What is needed: Copy out the entries exactly, from the first line to the last.

#### Records supplied

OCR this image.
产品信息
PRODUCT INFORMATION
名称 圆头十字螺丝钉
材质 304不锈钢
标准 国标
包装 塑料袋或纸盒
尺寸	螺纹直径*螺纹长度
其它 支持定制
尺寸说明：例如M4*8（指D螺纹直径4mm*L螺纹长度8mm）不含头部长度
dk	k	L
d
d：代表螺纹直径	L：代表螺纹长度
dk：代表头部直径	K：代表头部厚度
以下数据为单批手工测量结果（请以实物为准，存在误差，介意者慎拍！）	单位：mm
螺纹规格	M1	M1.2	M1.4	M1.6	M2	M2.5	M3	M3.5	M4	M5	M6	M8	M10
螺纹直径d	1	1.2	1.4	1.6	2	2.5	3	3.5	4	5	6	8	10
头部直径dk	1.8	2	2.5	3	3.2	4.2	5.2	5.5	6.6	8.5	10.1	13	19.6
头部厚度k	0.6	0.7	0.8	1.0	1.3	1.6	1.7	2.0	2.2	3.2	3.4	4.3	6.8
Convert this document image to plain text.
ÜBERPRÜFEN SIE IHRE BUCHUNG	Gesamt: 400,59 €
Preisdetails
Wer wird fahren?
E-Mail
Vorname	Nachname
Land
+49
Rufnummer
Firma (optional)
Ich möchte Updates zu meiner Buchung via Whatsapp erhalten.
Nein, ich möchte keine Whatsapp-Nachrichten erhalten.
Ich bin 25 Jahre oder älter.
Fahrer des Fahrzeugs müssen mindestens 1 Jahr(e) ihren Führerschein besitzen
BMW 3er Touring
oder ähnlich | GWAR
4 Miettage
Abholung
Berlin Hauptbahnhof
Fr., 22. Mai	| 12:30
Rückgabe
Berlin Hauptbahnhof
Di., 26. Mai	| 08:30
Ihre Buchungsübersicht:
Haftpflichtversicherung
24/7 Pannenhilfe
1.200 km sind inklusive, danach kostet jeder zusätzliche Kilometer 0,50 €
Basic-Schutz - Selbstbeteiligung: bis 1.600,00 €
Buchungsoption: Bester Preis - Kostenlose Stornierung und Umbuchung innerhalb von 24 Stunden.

########

Reply:
OCR this image.
产品信息
PRODUCT INFORMATION
名称 圆头十字螺丝钉
材质 304不锈钢
标准 国标
包装 塑料袋或纸盒
尺寸	螺纹直径*螺纹长度
其它 支持定制
尺寸说明：例如M4*8（指D螺纹直径4mm*L螺纹长度8mm）不含头部长度
dk	k	L
d
d：代表螺纹直径	L：代表螺纹长度
dk：代表头部直径	K：代表头部厚度
以下数据为单批手工测量结果（请以实物为准，存在误差，介意者慎拍！）	单位：mm
螺纹规格	M1	M1.2	M1.4	M1.6	M2	M2.5	M3	M3.5	M4	M5	M6	M8	M10
螺纹直径d	1	1.2	1.4	1.6	2	2.5	3	3.5	4	5	6	8	10
头部直径dk	1.8	2	2.5	3	3.2	4.2	5.2	5.5	6.6	8.5	10.1	13	19.6
头部厚度k	0.6	0.7	0.8	1.0	1.3	1.6	1.7	2.0	2.2	3.2	3.4	4.3	6.8
Convert this document image to plain text.
ÜBERPRÜFEN SIE IHRE BUCHUNG	Gesamt: 400,59 €
Preisdetails
Wer wird fahren?
E-Mail
Vorname	Nachname
Land
+49
Rufnummer
Firma (optional)
Ich möchte Updates zu meiner Buchung via Whatsapp erhalten.
Nein, ich möchte keine Whatsapp-Nachrichten erhalten.
Ich bin 25 Jahre oder älter.
Fahrer des Fahrzeugs müssen mindestens 1 Jahr(e) ihren Führerschein besitzen
BMW 3er Touring
oder ähnlich | GWAR
4 Miettage
Abholung
Berlin Hauptbahnhof
Fr., 22. Mai	| 12:30
Rückgabe
Berlin Hauptbahnhof
Di., 26. Mai	| 08:30
Ihre Buchungsübersicht:
Haftpflichtversicherung
24/7 Pannenhilfe
1.200 km sind inklusive, danach kostet jeder zusätzliche Kilometer 0,50 €
Basic-Schutz - Selbstbeteiligung: bis 1.600,00 €
Buchungsoption: Bester Preis - Kostenlose Stornierung und Umbuchung innerhalb von 24 Stunden.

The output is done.